### DATA ROWS
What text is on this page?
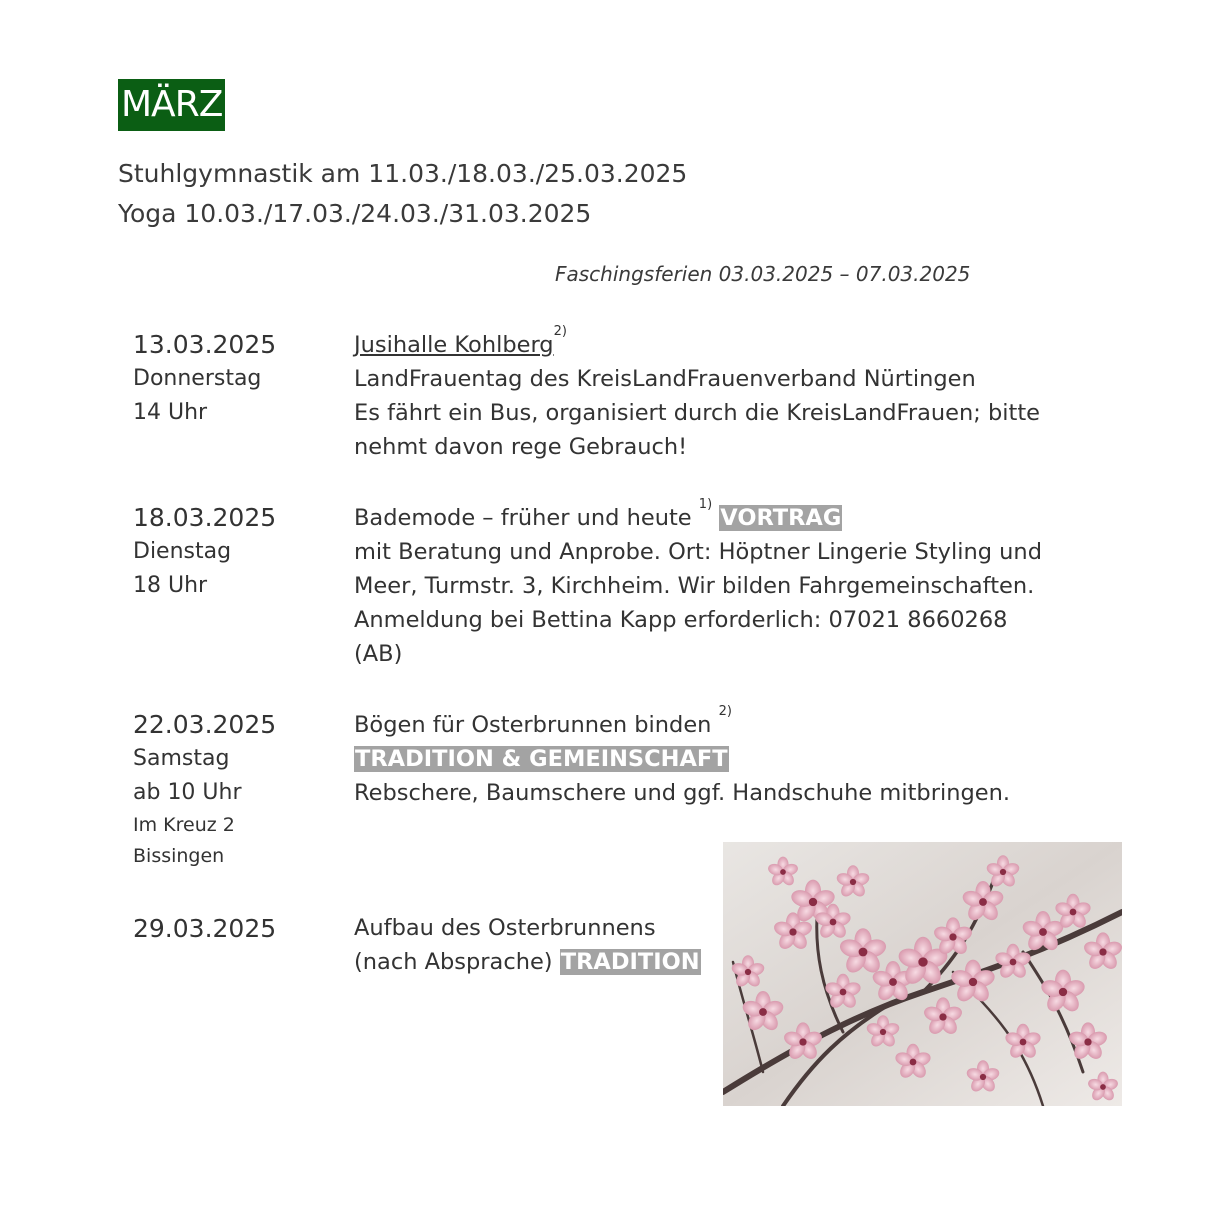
MÄRZ
Stuhlgymnastik am 11.03./18.03./25.03.2025
Yoga 10.03./17.03./24.03./31.03.2025
Faschingsferien 03.03.2025 – 07.03.2025
13.03.2025
Donnerstag
14 Uhr
Jusihalle Kohlberg$^{2)}$
LandFrauentag des KreisLandFrauenverband Nürtingen
Es fährt ein Bus, organisiert durch die KreisLandFrauen; bitte
nehmt davon rege Gebrauch!
18.03.2025
Dienstag
18 Uhr
Bademode – früher und heute $^{1)}$ VORTRAG
mit Beratung und Anprobe. Ort: Höptner Lingerie Styling und
Meer, Turmstr. 3, Kirchheim. Wir bilden Fahrgemeinschaften.
Anmeldung bei Bettina Kapp erforderlich: 07021 8660268
(AB)
22.03.2025
Samstag
ab 10 Uhr
Im Kreuz 2
Bissingen
Bögen für Osterbrunnen binden $^{2)}$
TRADITION & GEMEINSCHAFT
Rebschere, Baumschere und ggf. Handschuhe mitbringen.
29.03.2025	Aufbau des Osterbrunnens
(nach Absprache) TRADITION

### SET EXERCISE
Return the full material word for word. Do not include the pictures.

### CORRECT ANSWER
What text is on this page?
MÄRZ
Stuhlgymnastik am 11.03./18.03./25.03.2025
Yoga 10.03./17.03./24.03./31.03.2025
Faschingsferien 03.03.2025 – 07.03.2025
13.03.2025
Donnerstag
14 Uhr
Jusihalle Kohlberg$^{2)}$
LandFrauentag des KreisLandFrauenverband Nürtingen
Es fährt ein Bus, organisiert durch die KreisLandFrauen; bitte
nehmt davon rege Gebrauch!
18.03.2025
Dienstag
18 Uhr
Bademode – früher und heute $^{1)}$ VORTRAG
mit Beratung und Anprobe. Ort: Höptner Lingerie Styling und
Meer, Turmstr. 3, Kirchheim. Wir bilden Fahrgemeinschaften.
Anmeldung bei Bettina Kapp erforderlich: 07021 8660268
(AB)
22.03.2025
Samstag
ab 10 Uhr
Im Kreuz 2
Bissingen
Bögen für Osterbrunnen binden $^{2)}$
TRADITION & GEMEINSCHAFT
Rebschere, Baumschere und ggf. Handschuhe mitbringen.
29.03.2025	Aufbau des Osterbrunnens
(nach Absprache) TRADITION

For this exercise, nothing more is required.